— begin Stored data —

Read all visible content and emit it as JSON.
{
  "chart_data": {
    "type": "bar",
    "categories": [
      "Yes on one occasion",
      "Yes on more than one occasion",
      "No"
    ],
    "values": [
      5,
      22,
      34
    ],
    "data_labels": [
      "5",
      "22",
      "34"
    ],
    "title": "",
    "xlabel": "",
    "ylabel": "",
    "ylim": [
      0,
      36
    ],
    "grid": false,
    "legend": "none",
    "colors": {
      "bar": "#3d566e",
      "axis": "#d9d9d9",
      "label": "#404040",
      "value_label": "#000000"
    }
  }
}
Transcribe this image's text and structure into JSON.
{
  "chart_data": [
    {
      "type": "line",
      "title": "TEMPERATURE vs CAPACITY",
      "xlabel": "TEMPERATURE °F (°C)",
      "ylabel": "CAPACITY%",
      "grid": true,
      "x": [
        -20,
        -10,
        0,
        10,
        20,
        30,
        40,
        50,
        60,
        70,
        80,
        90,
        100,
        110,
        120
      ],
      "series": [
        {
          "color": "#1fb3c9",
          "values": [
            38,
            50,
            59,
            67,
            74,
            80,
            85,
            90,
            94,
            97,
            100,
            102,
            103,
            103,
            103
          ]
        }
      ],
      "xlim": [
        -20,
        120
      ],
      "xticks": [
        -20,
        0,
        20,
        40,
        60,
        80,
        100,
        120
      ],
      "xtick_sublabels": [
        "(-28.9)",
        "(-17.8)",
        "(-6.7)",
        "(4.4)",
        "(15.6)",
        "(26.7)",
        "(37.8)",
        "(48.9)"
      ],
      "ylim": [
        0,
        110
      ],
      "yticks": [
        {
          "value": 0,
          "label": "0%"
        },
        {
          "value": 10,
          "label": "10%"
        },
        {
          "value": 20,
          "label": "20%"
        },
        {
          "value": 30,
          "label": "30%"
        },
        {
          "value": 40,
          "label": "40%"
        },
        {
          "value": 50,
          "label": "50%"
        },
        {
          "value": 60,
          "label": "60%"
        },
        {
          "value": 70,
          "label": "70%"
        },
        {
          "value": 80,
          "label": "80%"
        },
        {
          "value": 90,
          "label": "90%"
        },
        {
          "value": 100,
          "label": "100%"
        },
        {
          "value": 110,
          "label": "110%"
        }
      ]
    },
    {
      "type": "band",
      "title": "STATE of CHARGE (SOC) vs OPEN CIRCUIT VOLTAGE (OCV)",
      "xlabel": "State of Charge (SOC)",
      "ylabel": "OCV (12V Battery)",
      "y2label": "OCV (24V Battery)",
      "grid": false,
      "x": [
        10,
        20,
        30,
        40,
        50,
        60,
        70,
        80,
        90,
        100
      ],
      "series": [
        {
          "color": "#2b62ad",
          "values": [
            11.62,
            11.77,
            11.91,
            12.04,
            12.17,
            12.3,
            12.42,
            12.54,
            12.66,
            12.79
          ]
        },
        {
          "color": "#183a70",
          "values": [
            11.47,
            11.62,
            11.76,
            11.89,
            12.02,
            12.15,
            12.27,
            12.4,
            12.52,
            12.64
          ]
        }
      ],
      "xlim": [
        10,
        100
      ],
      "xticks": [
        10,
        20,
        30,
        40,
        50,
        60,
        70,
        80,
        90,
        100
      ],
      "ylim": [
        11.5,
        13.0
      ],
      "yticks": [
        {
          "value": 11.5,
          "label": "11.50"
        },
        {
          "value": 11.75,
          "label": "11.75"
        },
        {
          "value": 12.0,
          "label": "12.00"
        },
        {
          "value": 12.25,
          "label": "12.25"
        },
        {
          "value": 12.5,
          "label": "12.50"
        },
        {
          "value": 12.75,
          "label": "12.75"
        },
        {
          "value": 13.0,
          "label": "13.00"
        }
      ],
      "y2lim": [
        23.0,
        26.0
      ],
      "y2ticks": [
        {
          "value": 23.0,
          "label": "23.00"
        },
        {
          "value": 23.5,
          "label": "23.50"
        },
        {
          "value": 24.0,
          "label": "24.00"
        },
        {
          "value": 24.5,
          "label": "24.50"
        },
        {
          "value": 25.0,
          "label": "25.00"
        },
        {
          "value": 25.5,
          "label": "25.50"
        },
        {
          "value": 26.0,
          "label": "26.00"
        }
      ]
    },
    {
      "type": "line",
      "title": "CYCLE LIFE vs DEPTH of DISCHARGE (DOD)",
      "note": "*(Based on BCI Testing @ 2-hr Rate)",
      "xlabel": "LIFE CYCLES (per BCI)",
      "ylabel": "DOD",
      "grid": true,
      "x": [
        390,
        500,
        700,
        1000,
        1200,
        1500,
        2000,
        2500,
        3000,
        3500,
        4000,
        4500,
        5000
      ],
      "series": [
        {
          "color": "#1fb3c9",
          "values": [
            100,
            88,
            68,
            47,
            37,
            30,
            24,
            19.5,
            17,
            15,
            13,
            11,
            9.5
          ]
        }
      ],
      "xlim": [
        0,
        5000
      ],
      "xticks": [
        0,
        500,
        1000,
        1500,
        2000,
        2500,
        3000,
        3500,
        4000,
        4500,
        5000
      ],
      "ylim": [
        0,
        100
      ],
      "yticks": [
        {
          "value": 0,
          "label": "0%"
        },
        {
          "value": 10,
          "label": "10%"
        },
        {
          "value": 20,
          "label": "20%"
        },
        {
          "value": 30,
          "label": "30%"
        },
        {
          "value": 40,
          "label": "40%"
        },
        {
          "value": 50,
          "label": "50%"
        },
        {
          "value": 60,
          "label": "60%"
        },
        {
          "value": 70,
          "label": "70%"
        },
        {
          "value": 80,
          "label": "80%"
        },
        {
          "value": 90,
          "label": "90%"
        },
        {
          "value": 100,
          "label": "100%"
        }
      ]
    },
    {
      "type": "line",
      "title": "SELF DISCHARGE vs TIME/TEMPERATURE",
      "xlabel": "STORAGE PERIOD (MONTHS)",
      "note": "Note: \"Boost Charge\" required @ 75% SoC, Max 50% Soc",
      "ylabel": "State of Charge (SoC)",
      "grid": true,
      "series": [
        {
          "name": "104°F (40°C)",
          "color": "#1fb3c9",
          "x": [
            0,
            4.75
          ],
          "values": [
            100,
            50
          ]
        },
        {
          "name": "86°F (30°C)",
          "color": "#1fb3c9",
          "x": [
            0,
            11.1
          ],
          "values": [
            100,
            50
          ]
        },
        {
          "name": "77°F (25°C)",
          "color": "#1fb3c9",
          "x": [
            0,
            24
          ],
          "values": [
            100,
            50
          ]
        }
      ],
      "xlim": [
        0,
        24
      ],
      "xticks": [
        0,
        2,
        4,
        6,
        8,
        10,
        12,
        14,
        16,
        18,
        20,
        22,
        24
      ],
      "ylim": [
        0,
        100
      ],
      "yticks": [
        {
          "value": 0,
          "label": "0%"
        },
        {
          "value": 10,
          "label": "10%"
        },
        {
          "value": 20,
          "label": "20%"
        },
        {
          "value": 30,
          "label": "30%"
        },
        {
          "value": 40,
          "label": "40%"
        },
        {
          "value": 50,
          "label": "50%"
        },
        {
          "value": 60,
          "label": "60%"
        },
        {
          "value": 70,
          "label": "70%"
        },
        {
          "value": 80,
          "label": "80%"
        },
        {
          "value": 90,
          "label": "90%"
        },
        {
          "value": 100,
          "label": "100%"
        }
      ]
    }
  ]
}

— end Stored data —

# Set task
Which lines in the data above contain "name"? Show each one.

# Solution for this task
          "name": "104°F (40°C)",
          "name": "86°F (30°C)",
          "name": "77°F (25°C)",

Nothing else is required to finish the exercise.